* **O que fazer**: Por favor, dê continuidade ao texto sobre verificação etária apresentado abaixo, começando logo após a última frase dele.

As plataformas digitais têm um papel importante no desenvolvimento de crianças e adolescentes, oferecendo um espaço para interação social, educação, lazer e envolvimento político e cultural.

 

De acordo com estudos da Ofcom1, cerca de 96% das crianças e adolescentes entre 3 a 17 anos estavam conectadas à internet em 2023. Ainda conforme o relatório, 51% das crianças entre 3 a 12 anos fizeram uso de alguma rede social, apesar das restrições de idade para menores de 13 anos.

 

Nos dias atuais, o ambiente digital adquiriu muita importância para as crianças. Considerando isso, algumas plataformas digitais se adaptam ou desenvolvem métodos para mitigar os riscos aos quais as crianças podem ser expostas, como a questão envolvendo a verificação etária.

 

Diante disso, surge a preocupação em garantir que o ambiente online seja seguro e apropriado para a sua faixa etária. Nesse contexto, a verificação etária revela-se como um dos recursos existentes para a promoção da segurança digital.

 

A verificação etária, ou verificação de idade, é um dos vários métodos que fazem parte do conceito amplo da garantia de idade ou “age assurance” em inglês. A garantia de idade (age assurance) é o gênero que abrange várias técnicas usadas para determinar ou confirmar a idade dos usuários.3

 

De acordo com a Comissão Europeia, as técnicas de garantia de idade são divididas em:

 

  • Estimativa de idade;
  • Verificação etária;
  • Autodeclaração.

 

A estimativa de idade usa técnicas para determinar com extrema precisão a idade de alguém.

 

Por outro lado, a verificação etária usa técnicas para verificar se o usuário está acima ou abaixo de uma determinada idade, mas não tem a pretensão de descobrir sua idade exata. Já a autodeclaração demanda que o próprio usuário declare sua idade.

 

A Fundação 5Rights reconhece que “a garantia de idade não é uma solução milagrosa para manter as crianças seguras online”4, mas pode ser muito eficiente quando combinada com uma estratégia mais ampla de proteção.

 

A maioria dos países não conta com legislações ou documentos que detalhem aspectos sobre a verificação de idade. Na ausência de padrões, proliferam-se variados métodos de verificação, que podem ser usados de maneira isolada ou combinados entre si.5

 

O método mais utilizado de garantia de idade é a autodeclaração. Ele consiste na declaração voluntária do usuário, que irá declarar sua idade ou confirmar que possui idade superior à pré-determinada pela plataforma digital.

* **Trechos de dados**:

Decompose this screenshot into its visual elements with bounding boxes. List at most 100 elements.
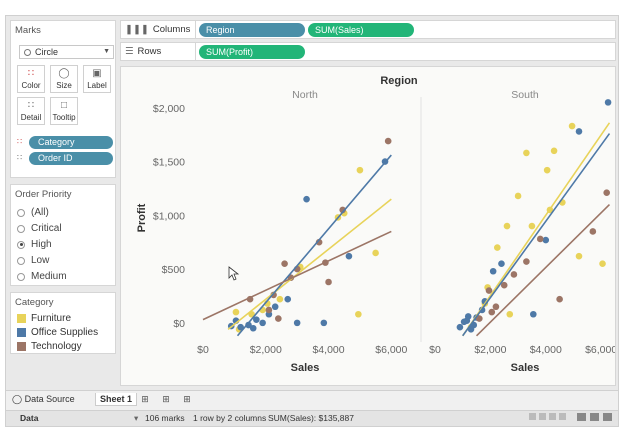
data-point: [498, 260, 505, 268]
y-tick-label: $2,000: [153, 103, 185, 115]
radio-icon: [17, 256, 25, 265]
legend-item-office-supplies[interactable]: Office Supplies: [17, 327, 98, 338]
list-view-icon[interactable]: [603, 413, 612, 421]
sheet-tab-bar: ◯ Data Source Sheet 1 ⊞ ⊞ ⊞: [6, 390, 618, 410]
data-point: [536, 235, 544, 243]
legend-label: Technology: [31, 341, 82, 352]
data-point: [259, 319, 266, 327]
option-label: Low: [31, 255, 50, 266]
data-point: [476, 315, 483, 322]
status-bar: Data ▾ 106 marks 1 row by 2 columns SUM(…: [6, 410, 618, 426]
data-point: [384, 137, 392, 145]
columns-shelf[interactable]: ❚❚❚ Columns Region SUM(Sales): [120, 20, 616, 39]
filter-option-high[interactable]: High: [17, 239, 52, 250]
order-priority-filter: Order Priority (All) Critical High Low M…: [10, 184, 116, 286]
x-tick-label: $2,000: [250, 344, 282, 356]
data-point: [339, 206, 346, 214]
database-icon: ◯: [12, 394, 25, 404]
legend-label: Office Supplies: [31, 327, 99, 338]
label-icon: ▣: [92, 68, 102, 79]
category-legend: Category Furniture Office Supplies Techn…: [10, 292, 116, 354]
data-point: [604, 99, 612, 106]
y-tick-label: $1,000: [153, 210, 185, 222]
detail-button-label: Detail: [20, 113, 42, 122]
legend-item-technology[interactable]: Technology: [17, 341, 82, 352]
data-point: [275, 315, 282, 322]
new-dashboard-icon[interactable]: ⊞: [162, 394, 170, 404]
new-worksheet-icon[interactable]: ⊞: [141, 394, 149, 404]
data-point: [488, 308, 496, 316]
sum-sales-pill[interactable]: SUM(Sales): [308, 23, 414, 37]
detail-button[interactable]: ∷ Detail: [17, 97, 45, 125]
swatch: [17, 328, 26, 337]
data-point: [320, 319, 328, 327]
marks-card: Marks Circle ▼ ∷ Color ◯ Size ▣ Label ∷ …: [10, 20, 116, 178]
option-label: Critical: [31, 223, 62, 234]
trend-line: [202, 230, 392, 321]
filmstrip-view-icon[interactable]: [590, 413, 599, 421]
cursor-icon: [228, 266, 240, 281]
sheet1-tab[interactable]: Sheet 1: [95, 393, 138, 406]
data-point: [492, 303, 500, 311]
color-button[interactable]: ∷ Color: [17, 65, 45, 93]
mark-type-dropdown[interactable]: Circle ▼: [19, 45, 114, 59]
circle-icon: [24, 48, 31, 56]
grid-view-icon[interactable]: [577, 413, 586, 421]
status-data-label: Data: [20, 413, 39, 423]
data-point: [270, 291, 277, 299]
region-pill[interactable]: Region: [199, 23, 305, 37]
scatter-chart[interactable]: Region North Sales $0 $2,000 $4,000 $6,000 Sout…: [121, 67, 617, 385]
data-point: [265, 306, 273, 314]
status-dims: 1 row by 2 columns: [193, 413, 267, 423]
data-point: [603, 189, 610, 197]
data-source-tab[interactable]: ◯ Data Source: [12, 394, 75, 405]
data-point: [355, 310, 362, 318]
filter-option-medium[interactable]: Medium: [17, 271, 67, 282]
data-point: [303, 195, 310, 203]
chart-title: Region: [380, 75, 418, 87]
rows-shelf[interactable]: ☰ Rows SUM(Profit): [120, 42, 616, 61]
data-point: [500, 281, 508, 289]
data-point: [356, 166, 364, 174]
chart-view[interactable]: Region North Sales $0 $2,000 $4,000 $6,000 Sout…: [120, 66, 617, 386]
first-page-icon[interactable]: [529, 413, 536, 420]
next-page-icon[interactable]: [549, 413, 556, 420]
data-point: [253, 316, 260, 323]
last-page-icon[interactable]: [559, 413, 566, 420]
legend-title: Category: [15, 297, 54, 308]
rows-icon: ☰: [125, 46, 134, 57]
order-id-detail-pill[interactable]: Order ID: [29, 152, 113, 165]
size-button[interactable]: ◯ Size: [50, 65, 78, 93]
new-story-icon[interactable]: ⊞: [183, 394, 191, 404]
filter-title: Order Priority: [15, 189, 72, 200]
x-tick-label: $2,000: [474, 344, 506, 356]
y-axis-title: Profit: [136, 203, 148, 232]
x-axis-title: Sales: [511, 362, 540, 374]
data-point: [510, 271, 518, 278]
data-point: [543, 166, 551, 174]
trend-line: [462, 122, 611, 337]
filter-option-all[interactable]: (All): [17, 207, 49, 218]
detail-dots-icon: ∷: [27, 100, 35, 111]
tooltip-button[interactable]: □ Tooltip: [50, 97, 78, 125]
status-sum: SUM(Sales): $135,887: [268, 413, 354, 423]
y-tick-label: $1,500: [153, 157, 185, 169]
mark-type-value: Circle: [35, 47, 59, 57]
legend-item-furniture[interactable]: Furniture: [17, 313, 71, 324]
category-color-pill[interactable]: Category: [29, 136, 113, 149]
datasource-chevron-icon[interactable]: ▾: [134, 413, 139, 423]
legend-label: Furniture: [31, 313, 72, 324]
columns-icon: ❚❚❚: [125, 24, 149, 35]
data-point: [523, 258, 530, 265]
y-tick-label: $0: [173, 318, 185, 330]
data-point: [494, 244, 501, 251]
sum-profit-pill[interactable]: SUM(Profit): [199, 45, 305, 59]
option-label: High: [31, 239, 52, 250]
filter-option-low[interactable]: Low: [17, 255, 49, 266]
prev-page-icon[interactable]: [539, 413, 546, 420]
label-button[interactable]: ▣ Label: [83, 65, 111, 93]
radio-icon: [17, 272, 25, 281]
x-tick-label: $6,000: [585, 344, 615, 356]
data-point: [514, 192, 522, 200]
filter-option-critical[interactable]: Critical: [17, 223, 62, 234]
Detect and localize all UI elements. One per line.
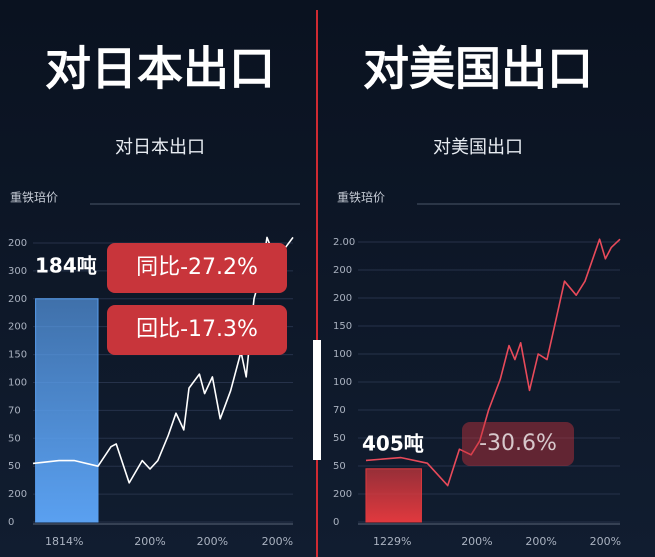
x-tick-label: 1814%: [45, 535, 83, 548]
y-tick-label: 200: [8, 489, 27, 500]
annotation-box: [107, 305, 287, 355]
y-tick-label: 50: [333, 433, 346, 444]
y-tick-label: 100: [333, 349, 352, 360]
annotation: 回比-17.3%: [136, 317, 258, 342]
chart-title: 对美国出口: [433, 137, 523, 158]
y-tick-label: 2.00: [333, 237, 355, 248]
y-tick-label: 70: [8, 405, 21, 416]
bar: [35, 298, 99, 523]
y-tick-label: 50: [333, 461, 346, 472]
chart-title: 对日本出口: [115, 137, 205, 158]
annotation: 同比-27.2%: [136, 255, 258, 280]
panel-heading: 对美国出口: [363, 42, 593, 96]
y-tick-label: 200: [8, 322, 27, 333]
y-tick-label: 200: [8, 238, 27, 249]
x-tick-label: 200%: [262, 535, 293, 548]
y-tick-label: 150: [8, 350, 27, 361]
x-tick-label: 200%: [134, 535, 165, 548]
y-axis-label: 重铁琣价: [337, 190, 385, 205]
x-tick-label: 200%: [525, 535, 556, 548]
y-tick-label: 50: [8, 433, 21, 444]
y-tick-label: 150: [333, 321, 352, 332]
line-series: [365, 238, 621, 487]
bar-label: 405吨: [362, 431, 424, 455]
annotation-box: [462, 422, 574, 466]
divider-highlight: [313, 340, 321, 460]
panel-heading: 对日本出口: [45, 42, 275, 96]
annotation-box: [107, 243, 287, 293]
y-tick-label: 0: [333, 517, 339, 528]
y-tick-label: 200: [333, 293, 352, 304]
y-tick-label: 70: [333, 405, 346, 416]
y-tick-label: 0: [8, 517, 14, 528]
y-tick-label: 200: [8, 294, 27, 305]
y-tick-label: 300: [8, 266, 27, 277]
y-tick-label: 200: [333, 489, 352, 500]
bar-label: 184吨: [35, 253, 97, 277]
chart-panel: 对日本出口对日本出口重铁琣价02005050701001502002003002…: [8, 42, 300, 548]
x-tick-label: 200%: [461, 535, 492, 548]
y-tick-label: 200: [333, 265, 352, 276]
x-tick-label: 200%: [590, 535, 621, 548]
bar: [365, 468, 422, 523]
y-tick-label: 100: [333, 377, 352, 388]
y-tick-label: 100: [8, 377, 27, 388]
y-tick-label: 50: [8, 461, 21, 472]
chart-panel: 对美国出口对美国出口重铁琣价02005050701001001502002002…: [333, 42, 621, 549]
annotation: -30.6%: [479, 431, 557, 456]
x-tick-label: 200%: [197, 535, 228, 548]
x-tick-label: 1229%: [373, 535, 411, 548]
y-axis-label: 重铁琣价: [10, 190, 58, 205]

---

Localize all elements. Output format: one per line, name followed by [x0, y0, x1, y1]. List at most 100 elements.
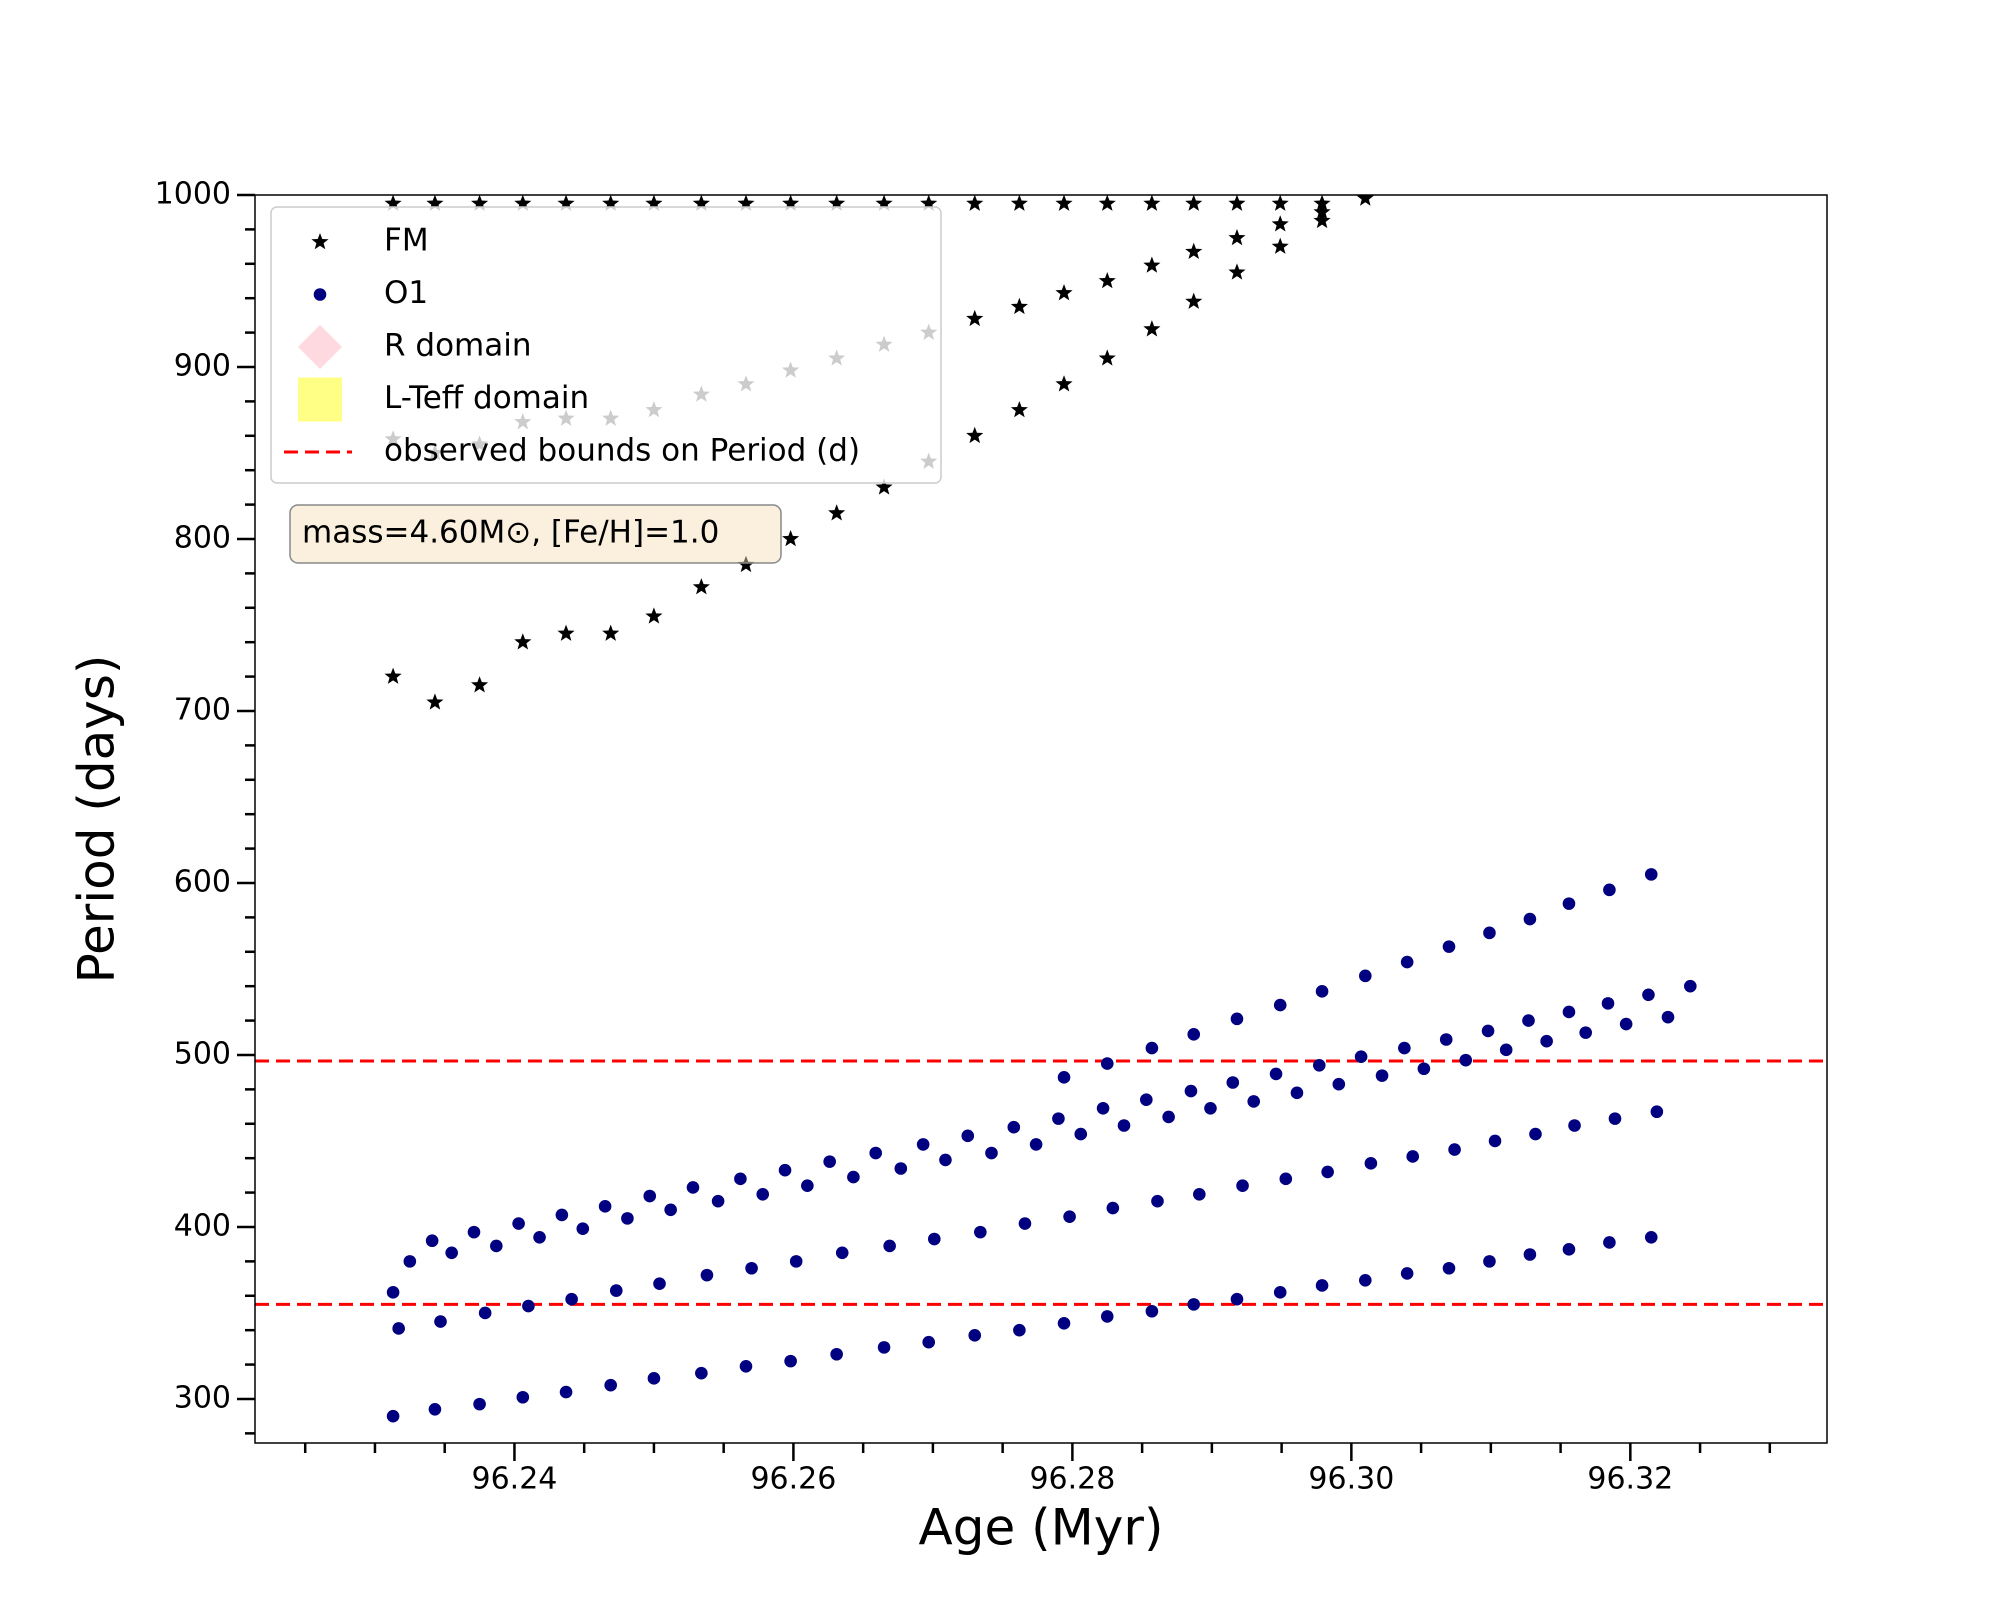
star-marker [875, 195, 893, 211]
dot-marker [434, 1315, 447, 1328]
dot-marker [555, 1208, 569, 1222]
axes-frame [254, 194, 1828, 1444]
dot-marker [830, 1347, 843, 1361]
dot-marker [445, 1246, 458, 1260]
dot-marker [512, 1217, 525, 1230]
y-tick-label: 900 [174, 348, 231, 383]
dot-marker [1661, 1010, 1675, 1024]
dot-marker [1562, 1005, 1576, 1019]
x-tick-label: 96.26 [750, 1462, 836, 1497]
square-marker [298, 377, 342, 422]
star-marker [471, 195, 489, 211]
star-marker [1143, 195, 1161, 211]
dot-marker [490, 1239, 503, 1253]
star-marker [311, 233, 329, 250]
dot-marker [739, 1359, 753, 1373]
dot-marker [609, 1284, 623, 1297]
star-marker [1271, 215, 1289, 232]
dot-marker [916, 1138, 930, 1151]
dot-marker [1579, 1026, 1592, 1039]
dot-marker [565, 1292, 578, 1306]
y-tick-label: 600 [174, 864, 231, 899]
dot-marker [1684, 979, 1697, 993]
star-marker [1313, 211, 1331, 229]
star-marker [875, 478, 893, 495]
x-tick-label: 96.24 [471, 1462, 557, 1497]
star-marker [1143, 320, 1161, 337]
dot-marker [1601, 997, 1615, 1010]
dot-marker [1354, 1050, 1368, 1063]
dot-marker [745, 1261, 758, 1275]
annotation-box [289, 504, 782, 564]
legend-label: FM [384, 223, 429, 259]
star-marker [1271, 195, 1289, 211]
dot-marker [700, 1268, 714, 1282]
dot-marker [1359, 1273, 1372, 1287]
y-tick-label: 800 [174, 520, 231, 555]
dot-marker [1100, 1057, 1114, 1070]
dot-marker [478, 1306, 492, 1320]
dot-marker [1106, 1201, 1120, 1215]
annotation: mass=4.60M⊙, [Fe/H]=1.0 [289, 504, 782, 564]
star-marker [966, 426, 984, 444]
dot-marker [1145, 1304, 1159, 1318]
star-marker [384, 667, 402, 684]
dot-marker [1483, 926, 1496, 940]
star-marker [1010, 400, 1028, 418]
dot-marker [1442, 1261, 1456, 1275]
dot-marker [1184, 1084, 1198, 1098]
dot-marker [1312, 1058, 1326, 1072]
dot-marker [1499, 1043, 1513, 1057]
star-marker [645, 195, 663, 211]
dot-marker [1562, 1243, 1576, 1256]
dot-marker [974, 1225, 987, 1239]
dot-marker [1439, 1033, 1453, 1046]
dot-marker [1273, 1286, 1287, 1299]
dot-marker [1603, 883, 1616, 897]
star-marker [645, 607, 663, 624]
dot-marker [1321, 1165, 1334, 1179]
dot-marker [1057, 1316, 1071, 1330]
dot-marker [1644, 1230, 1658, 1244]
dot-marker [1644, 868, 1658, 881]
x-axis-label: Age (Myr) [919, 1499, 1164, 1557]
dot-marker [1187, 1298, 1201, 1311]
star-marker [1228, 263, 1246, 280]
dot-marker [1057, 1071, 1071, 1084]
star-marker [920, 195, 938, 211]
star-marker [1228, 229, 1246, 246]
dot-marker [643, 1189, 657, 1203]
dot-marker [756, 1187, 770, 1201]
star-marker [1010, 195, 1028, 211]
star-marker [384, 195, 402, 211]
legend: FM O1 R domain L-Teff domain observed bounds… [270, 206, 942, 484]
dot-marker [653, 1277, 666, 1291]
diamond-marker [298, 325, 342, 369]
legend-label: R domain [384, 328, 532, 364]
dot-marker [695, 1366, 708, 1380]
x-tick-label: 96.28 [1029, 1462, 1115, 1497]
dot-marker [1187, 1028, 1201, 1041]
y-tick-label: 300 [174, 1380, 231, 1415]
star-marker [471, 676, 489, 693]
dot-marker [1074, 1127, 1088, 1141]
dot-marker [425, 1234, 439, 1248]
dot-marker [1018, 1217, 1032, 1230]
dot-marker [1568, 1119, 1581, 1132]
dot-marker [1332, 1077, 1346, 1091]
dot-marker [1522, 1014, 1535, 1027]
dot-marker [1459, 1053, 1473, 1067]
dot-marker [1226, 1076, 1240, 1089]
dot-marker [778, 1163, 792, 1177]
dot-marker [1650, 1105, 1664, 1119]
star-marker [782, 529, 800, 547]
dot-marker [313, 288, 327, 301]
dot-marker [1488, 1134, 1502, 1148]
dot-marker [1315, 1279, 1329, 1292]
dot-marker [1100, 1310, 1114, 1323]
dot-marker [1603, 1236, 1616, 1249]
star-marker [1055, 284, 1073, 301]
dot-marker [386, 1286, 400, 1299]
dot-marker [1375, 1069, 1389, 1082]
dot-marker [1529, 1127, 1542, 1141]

* **Resposta esperada**:
 

Apesar da popularidade, esta técnica possui segurança e precisão limitadas, pois depende da sinceridade do usuário.

 

Para além da autodeclaração, o método da verificação de idade pode adotar técnicas mais precisas, como por meio de identificadores físicos.

 

Nesse caso, os usuários fornecem documentos de identidade oficiais, como passaporte, RG, CPF e outros emitidos pelo governo. Em alguns casos o identificador físico também pode ser um cartão de crédito para confirmar a maioridade.

 

O fornecimento dos documentos pode ser feito por meio de: a) digitalização dos documentos pelo próprio usuário ou, b) parcerias entre as plataformas digitais e o governo, que as permitam acessar a base de dados eletrônica.

 

De acordo com a UNICEF7, o método de verificação de idade baseado em dados oficiais é altamente preciso, mas tem suas limitações. Depender exclusivamente de documentos oficiais excluiria “cerca de 1 bilhão de pessoas ao redor do mundo que não tem nenhuma forma de identificação oficial”.

 

No Brasil, o número de crianças com até 5 anos de idade prejudicadas pela ausência do registro civil ultrapassa 87 mil. O problema afeta desproporcionalmente os povos indígenas: Nesse segmento populacional, mais de 10 mil crianças não contam com identificação oficial.

 

Além disso, o acesso aos bancos de dados oficiais por empresas privadas traz preocupações de impactos pela coleta massiva de dados, em especial com a questão da privacidade. Isso porque os documentos oficiais contêm outros dados pessoais além da idade do usuário, incluindo dados sensíveis como raça e sexo.

 

Devido a tais riscos, a Fundação 5Rights afirma que essa verificação de idade deve ser usada apenas em “serviços restritos a usuários com mais de 18 anos, o que coloca ênfase em provar que são adultos”.4

 

Outro método de verificação de idade trata-se da análise facial. De acordo com a União Europeia8, o usuário compartilha uma imagem estática ou um vídeo ao vivo para que a IA faça uma estimativa de idade.

 

Contudo, é popularmente sabido que a IA pode causar discriminações, havendo um longo histórico de falhas no reconhecimento de características de pessoas com pele muito clara ou escura.9

 

Além disso, pesquisas do NIST10 descobriram que a IA encontra desafios para analisar as crianças, pois elas podem aparentar ser mais novas ou mais velhas do que realmente são, devido à puberdade.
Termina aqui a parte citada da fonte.